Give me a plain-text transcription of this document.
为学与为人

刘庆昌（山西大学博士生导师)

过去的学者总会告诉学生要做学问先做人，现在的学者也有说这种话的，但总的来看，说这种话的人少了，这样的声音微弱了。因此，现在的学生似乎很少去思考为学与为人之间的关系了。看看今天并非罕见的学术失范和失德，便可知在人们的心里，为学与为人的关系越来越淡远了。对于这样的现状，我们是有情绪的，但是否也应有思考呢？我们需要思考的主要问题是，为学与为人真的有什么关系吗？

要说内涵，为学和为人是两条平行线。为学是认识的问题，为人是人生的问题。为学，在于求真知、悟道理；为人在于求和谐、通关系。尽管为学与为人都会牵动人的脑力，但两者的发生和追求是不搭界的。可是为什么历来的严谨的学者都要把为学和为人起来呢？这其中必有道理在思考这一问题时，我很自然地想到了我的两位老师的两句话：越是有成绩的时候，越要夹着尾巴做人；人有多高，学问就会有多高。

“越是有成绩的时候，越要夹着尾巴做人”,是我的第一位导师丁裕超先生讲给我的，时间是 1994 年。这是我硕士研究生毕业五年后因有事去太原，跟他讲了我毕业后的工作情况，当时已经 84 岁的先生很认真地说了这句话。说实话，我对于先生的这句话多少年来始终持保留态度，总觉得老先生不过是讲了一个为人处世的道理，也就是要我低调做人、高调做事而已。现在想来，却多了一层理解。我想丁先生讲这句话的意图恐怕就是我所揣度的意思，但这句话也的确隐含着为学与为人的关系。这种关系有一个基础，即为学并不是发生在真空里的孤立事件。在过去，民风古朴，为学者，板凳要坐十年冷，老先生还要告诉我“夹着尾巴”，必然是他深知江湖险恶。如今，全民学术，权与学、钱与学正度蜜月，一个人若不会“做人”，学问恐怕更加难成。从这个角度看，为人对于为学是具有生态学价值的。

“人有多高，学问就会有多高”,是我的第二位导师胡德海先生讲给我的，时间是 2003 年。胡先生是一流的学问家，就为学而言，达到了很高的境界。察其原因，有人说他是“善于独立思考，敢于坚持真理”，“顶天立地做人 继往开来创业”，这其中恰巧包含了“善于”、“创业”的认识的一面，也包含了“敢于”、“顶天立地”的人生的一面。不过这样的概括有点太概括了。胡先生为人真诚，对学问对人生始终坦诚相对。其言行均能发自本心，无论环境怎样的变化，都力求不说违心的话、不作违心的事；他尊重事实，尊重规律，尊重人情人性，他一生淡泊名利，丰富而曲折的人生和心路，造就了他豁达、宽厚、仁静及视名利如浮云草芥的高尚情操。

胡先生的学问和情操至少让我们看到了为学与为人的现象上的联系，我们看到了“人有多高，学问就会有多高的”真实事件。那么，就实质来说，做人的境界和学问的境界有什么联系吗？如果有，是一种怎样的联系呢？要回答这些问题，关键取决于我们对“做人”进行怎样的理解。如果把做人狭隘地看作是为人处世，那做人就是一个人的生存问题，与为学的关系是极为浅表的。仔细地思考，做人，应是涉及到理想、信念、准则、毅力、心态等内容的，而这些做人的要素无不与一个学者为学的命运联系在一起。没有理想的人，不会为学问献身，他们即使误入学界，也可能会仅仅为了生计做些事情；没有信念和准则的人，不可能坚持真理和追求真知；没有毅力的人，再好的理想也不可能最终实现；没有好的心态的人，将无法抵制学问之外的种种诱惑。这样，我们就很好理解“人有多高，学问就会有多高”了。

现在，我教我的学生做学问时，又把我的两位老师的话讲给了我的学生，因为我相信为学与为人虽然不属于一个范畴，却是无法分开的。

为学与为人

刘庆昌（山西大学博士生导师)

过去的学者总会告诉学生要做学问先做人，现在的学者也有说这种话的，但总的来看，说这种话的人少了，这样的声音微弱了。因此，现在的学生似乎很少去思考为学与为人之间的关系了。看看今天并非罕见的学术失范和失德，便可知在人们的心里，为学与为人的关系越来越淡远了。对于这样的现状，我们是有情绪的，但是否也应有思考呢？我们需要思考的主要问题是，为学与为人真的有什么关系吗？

__________

▶ **Do this**
Write out all of the records once more, exactly.

▶ **Exercise response**
Give me a plain-text transcription of this document.
为学与为人

刘庆昌（山西大学博士生导师)

过去的学者总会告诉学生要做学问先做人，现在的学者也有说这种话的，但总的来看，说这种话的人少了，这样的声音微弱了。因此，现在的学生似乎很少去思考为学与为人之间的关系了。看看今天并非罕见的学术失范和失德，便可知在人们的心里，为学与为人的关系越来越淡远了。对于这样的现状，我们是有情绪的，但是否也应有思考呢？我们需要思考的主要问题是，为学与为人真的有什么关系吗？

要说内涵，为学和为人是两条平行线。为学是认识的问题，为人是人生的问题。为学，在于求真知、悟道理；为人在于求和谐、通关系。尽管为学与为人都会牵动人的脑力，但两者的发生和追求是不搭界的。可是为什么历来的严谨的学者都要把为学和为人起来呢？这其中必有道理在思考这一问题时，我很自然地想到了我的两位老师的两句话：越是有成绩的时候，越要夹着尾巴做人；人有多高，学问就会有多高。

“越是有成绩的时候，越要夹着尾巴做人”,是我的第一位导师丁裕超先生讲给我的，时间是 1994 年。这是我硕士研究生毕业五年后因有事去太原，跟他讲了我毕业后的工作情况，当时已经 84 岁的先生很认真地说了这句话。说实话，我对于先生的这句话多少年来始终持保留态度，总觉得老先生不过是讲了一个为人处世的道理，也就是要我低调做人、高调做事而已。现在想来，却多了一层理解。我想丁先生讲这句话的意图恐怕就是我所揣度的意思，但这句话也的确隐含着为学与为人的关系。这种关系有一个基础，即为学并不是发生在真空里的孤立事件。在过去，民风古朴，为学者，板凳要坐十年冷，老先生还要告诉我“夹着尾巴”，必然是他深知江湖险恶。如今，全民学术，权与学、钱与学正度蜜月，一个人若不会“做人”，学问恐怕更加难成。从这个角度看，为人对于为学是具有生态学价值的。

“人有多高，学问就会有多高”,是我的第二位导师胡德海先生讲给我的，时间是 2003 年。胡先生是一流的学问家，就为学而言，达到了很高的境界。察其原因，有人说他是“善于独立思考，敢于坚持真理”，“顶天立地做人 继往开来创业”，这其中恰巧包含了“善于”、“创业”的认识的一面，也包含了“敢于”、“顶天立地”的人生的一面。不过这样的概括有点太概括了。胡先生为人真诚，对学问对人生始终坦诚相对。其言行均能发自本心，无论环境怎样的变化，都力求不说违心的话、不作违心的事；他尊重事实，尊重规律，尊重人情人性，他一生淡泊名利，丰富而曲折的人生和心路，造就了他豁达、宽厚、仁静及视名利如浮云草芥的高尚情操。

胡先生的学问和情操至少让我们看到了为学与为人的现象上的联系，我们看到了“人有多高，学问就会有多高的”真实事件。那么，就实质来说，做人的境界和学问的境界有什么联系吗？如果有，是一种怎样的联系呢？要回答这些问题，关键取决于我们对“做人”进行怎样的理解。如果把做人狭隘地看作是为人处世，那做人就是一个人的生存问题，与为学的关系是极为浅表的。仔细地思考，做人，应是涉及到理想、信念、准则、毅力、心态等内容的，而这些做人的要素无不与一个学者为学的命运联系在一起。没有理想的人，不会为学问献身，他们即使误入学界，也可能会仅仅为了生计做些事情；没有信念和准则的人，不可能坚持真理和追求真知；没有毅力的人，再好的理想也不可能最终实现；没有好的心态的人，将无法抵制学问之外的种种诱惑。这样，我们就很好理解“人有多高，学问就会有多高”了。

现在，我教我的学生做学问时，又把我的两位老师的话讲给了我的学生，因为我相信为学与为人虽然不属于一个范畴，却是无法分开的。

为学与为人

刘庆昌（山西大学博士生导师)

过去的学者总会告诉学生要做学问先做人，现在的学者也有说这种话的，但总的来看，说这种话的人少了，这样的声音微弱了。因此，现在的学生似乎很少去思考为学与为人之间的关系了。看看今天并非罕见的学术失范和失德，便可知在人们的心里，为学与为人的关系越来越淡远了。对于这样的现状，我们是有情绪的，但是否也应有思考呢？我们需要思考的主要问题是，为学与为人真的有什么关系吗？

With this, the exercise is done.